=== What is expected ===
Among the following entries, count the lines that contain "compilati" and report only the result.

=== Supplied data ===
[Begin]

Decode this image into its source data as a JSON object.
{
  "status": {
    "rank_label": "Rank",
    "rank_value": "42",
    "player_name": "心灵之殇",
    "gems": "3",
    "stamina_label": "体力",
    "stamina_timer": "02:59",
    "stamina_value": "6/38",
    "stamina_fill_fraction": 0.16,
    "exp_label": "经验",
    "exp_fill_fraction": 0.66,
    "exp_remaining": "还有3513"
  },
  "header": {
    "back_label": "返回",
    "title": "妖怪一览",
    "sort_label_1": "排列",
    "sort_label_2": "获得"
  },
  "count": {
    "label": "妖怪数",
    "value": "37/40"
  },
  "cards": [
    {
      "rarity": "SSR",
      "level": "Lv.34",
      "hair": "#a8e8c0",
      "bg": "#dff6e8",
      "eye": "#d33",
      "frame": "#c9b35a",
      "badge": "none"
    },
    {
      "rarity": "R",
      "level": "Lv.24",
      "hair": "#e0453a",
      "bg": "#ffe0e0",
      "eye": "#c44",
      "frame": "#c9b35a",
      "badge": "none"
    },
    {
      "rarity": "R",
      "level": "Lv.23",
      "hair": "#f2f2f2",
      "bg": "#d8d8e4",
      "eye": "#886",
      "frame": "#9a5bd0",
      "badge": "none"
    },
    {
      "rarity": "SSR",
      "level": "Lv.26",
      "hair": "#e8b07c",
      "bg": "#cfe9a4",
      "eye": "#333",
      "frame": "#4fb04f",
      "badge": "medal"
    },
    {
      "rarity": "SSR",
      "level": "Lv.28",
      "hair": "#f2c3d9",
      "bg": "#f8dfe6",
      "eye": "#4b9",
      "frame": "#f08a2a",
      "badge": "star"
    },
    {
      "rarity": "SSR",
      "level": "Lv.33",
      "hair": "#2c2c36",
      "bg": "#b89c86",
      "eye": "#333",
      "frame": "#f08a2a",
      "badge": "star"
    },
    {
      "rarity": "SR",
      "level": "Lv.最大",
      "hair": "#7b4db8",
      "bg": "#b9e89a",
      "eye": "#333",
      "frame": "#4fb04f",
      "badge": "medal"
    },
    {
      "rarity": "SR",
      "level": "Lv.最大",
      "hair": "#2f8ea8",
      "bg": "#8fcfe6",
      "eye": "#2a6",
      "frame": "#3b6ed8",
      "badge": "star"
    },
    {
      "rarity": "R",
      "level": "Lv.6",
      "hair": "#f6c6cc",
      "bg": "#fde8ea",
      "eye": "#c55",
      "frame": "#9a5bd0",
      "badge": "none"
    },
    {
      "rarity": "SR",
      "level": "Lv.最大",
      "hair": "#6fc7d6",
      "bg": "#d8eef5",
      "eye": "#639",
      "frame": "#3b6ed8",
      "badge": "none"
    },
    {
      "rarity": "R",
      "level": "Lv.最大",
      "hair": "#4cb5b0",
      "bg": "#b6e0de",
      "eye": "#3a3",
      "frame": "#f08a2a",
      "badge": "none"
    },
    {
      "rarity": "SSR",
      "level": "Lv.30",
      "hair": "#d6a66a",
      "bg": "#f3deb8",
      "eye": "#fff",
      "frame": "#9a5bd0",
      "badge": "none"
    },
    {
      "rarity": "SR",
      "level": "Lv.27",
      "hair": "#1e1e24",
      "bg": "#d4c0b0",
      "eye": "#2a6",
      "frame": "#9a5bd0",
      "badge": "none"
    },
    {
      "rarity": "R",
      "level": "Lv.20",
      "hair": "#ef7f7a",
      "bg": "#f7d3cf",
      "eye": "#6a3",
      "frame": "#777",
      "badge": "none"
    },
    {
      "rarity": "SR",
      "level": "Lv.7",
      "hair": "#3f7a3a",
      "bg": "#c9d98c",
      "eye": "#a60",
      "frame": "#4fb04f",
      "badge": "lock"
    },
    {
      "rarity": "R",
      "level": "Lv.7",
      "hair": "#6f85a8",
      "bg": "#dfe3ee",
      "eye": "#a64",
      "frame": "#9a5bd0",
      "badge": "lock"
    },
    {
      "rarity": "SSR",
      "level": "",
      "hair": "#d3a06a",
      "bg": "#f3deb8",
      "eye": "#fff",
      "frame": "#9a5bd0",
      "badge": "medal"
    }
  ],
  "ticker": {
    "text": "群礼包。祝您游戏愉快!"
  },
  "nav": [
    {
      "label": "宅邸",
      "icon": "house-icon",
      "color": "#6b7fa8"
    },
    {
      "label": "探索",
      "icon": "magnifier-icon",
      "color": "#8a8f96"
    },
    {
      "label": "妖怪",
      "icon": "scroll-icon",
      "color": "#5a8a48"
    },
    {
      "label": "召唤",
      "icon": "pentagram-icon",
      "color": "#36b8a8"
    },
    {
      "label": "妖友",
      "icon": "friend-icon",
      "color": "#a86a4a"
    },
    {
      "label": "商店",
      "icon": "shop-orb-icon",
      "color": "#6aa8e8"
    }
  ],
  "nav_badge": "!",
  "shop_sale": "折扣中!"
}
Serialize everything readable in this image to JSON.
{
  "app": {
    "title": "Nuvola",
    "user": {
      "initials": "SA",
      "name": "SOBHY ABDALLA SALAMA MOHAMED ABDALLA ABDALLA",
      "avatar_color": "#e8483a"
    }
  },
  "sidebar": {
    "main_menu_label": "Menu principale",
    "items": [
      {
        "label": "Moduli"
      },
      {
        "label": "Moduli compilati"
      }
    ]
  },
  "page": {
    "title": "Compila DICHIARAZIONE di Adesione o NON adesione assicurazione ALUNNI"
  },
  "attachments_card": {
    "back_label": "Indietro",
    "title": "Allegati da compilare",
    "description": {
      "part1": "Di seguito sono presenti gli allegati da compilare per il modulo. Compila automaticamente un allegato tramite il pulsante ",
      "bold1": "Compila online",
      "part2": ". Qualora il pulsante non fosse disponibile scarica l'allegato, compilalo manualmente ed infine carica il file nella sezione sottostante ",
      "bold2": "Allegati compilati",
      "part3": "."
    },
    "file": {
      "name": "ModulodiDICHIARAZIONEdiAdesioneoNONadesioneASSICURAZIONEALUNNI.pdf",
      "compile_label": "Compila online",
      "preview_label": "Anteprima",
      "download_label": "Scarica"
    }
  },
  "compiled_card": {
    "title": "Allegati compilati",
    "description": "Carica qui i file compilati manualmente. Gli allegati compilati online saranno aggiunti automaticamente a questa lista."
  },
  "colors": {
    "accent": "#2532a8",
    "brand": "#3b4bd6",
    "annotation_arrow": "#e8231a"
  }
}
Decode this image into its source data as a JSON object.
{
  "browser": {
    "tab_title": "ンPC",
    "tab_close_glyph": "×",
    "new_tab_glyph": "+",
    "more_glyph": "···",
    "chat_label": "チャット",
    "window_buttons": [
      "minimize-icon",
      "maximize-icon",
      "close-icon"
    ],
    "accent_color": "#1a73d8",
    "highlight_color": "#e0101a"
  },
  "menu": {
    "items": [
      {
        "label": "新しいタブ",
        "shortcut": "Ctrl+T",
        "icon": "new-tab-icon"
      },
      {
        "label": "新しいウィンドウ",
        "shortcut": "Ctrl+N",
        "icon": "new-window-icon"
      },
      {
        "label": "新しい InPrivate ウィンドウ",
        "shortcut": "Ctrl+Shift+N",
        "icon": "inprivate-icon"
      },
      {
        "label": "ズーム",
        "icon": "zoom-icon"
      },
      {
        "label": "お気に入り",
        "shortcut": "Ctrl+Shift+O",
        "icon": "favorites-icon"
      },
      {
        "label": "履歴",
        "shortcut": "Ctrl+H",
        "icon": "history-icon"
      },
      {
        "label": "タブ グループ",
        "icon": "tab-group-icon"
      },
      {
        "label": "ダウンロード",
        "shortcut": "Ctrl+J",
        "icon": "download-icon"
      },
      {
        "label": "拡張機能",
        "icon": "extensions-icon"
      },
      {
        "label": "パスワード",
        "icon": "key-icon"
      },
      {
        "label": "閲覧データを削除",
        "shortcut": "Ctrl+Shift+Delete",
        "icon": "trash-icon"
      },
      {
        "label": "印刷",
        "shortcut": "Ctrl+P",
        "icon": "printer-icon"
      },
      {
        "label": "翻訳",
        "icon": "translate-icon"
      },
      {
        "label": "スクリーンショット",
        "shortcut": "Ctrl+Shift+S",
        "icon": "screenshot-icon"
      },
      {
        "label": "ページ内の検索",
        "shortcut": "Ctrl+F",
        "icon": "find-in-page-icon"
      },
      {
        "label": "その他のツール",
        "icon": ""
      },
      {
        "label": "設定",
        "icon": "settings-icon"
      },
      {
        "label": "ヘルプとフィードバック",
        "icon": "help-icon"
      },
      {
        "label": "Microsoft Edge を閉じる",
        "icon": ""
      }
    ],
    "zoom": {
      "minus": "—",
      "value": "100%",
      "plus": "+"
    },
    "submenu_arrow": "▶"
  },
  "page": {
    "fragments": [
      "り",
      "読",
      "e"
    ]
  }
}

[End]

=== Result of this exercise ===
4